**Exercise description:** For every line in the records below that holds "lithium", make a copy.

**Data in this exercise:**
_ _ _ _ _
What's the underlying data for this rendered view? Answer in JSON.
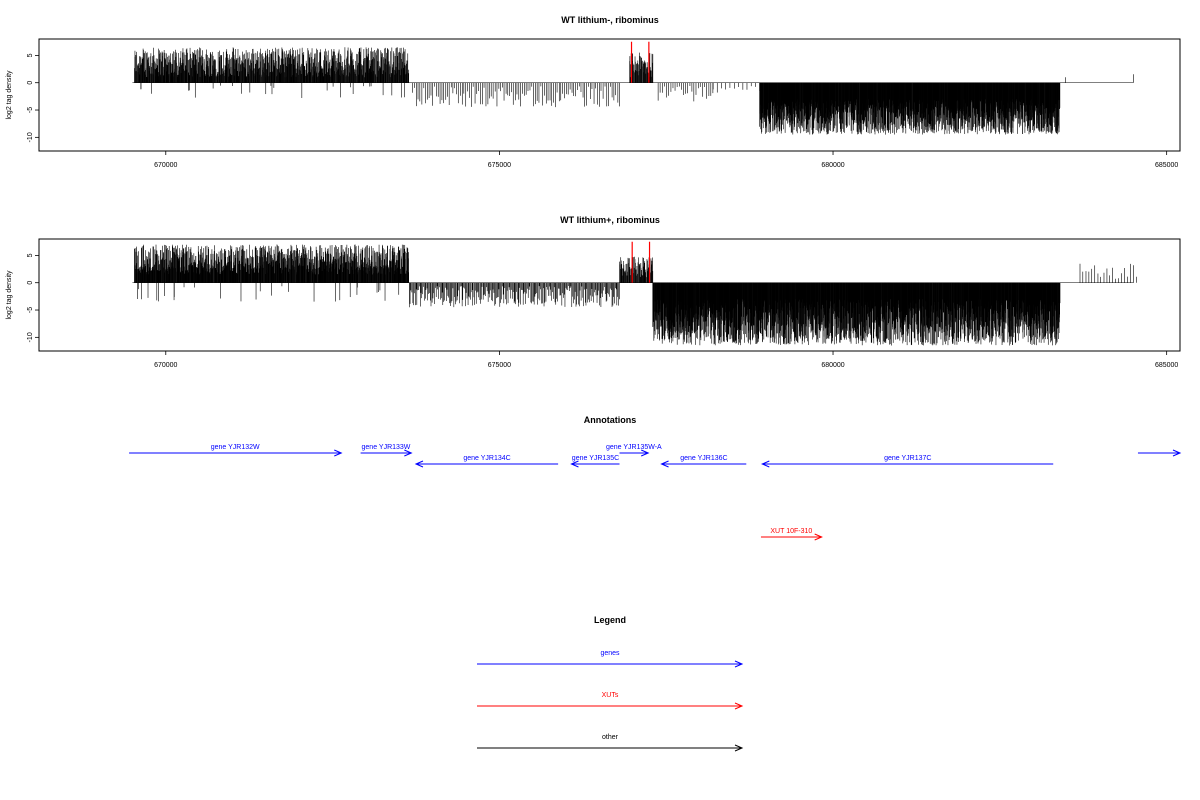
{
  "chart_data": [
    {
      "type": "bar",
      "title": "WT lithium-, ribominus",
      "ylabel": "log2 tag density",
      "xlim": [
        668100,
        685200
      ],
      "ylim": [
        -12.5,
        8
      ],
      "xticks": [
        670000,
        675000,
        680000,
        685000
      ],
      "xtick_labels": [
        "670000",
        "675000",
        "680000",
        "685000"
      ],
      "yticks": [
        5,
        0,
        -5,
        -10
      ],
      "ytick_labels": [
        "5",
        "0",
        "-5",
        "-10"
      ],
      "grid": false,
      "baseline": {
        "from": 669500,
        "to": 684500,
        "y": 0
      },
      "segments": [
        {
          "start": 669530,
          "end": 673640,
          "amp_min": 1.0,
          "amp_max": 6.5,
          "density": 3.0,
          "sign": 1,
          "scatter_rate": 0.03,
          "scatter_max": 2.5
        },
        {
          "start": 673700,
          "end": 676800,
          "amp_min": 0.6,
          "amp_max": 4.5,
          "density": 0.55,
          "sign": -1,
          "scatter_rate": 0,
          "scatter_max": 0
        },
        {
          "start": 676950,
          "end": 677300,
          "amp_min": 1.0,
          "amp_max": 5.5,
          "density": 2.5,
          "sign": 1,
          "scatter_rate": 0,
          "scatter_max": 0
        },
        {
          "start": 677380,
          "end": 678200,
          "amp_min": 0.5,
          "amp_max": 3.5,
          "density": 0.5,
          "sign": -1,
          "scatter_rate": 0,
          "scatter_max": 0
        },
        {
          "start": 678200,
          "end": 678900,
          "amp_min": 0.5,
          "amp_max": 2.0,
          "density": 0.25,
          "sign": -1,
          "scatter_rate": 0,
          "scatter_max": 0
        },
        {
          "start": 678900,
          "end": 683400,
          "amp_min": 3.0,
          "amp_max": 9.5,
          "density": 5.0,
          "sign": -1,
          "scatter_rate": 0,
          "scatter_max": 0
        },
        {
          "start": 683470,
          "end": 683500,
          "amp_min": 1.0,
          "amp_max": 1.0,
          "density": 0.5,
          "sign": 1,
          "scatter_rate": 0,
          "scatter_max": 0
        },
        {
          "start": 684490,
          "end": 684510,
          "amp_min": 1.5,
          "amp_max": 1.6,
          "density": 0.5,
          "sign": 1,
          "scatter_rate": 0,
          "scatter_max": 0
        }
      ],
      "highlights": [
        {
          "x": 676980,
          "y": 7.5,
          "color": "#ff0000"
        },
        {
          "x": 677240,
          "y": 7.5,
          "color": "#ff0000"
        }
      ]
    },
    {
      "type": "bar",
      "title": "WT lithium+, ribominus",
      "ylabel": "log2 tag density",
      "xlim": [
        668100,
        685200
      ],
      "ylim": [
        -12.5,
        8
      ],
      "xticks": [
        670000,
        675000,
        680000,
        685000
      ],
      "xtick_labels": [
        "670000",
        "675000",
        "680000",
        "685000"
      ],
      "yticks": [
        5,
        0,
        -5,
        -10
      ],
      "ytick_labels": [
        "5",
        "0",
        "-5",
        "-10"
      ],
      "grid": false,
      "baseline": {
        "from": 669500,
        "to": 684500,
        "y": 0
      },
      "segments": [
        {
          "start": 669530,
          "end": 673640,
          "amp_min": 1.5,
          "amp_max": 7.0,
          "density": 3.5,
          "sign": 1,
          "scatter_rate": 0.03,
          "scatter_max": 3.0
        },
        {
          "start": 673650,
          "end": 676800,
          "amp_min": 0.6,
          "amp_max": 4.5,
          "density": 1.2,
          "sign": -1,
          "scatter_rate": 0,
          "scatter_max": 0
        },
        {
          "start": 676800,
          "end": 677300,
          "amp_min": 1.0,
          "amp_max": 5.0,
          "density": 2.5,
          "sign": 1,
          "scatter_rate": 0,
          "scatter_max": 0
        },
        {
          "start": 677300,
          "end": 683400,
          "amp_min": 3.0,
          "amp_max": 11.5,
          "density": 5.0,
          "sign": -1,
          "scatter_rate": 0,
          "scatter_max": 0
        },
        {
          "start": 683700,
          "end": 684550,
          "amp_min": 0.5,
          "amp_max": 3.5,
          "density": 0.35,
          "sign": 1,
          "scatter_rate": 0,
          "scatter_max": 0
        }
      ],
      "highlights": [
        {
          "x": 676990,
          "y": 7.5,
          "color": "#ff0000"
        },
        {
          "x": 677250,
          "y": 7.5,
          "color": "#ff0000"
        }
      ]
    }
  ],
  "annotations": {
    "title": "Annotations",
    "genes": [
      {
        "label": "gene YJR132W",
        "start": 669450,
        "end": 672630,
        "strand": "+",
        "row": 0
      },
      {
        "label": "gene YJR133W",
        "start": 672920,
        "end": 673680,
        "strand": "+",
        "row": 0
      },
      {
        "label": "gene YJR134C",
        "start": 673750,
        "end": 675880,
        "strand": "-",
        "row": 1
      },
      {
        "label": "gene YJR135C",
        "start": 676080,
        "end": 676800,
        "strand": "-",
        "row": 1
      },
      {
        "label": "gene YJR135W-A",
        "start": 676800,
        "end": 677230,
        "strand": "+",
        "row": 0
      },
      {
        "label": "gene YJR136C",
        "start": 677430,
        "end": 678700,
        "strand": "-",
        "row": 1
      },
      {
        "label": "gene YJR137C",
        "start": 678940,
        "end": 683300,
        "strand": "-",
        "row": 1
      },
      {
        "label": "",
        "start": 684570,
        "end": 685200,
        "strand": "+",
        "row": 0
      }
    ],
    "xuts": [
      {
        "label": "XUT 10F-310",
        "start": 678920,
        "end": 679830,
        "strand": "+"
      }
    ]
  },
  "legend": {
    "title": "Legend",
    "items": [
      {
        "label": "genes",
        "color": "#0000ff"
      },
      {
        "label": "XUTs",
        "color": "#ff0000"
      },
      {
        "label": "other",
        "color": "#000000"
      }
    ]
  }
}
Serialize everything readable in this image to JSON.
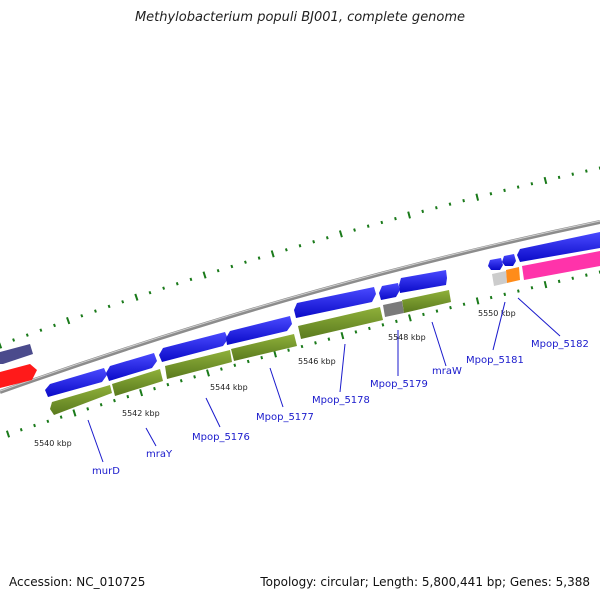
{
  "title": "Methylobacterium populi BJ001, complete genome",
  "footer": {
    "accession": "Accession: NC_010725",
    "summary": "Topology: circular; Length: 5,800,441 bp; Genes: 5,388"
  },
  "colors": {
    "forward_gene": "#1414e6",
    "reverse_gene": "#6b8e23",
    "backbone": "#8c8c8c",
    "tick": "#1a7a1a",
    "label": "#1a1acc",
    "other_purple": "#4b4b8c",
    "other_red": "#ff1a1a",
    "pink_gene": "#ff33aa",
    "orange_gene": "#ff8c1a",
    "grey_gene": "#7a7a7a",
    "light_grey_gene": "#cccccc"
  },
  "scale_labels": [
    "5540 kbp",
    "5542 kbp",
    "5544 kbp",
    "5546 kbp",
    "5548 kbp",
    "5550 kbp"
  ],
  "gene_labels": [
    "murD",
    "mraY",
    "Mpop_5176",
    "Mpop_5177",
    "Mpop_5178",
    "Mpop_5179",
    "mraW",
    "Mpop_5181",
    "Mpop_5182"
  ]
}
_ _ _ _ _
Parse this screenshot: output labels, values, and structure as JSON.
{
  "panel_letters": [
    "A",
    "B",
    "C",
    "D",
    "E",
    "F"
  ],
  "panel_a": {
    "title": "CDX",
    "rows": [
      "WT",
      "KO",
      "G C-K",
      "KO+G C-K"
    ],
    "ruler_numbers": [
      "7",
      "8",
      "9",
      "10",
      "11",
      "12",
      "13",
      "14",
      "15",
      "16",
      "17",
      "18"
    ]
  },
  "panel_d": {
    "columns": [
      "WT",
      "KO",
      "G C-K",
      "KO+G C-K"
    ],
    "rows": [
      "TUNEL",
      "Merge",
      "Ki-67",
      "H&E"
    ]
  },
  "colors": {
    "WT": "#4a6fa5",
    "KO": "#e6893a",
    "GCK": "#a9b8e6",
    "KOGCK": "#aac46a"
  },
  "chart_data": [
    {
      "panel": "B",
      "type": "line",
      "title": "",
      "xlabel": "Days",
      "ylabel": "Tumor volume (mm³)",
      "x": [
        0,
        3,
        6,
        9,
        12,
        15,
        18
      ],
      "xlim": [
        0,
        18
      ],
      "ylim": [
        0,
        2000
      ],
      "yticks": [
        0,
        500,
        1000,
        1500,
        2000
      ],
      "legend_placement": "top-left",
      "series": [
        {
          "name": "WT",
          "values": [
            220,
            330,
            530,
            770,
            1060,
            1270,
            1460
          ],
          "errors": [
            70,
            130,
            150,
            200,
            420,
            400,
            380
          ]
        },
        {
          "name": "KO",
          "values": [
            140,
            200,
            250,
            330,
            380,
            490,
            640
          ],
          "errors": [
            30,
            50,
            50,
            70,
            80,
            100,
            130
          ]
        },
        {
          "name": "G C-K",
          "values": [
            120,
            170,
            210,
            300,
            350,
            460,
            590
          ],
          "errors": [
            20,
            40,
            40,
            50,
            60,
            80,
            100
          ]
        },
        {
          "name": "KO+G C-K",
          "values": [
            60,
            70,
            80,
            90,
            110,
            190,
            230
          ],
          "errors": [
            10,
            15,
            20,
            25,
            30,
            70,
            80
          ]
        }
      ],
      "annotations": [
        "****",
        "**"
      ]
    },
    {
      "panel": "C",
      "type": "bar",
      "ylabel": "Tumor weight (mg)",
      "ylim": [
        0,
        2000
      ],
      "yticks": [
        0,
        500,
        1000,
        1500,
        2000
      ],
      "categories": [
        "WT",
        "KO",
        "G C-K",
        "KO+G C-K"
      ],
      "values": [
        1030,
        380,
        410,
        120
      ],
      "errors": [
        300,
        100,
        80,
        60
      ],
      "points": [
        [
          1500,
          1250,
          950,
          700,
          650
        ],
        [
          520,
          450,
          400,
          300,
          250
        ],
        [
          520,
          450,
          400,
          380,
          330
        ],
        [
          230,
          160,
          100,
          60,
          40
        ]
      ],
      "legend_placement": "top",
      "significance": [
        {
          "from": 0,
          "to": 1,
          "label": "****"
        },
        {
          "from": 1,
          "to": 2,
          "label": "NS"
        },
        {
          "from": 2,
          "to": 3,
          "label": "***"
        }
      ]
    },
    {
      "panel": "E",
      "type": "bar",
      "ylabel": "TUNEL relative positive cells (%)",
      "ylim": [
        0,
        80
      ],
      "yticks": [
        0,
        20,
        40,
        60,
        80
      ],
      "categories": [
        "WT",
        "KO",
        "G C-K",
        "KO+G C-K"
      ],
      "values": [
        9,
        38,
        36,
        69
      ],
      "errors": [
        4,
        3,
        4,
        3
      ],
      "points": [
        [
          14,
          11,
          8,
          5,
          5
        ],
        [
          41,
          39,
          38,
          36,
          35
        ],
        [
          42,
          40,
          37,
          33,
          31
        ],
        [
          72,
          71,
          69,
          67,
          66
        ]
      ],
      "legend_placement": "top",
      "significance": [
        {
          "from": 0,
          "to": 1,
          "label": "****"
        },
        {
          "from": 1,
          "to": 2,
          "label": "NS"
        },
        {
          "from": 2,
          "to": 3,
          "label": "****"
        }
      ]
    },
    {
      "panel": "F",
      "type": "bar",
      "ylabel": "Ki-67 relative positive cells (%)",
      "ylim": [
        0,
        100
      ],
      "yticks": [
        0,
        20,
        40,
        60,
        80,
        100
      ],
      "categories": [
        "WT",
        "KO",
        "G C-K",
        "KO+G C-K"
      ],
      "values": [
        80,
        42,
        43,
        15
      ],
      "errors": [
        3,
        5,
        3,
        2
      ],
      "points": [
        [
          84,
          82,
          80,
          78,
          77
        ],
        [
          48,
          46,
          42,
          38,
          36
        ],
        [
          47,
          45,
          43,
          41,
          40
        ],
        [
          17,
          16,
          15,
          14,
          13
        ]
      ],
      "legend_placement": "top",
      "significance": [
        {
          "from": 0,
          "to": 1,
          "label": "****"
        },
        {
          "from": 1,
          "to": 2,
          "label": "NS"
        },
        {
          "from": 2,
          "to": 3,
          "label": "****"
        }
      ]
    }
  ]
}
_ _ _ _ _
**Problem solution:**
      "title": "WT lithium-, ribominus",
      "title": "WT lithium+, ribominus",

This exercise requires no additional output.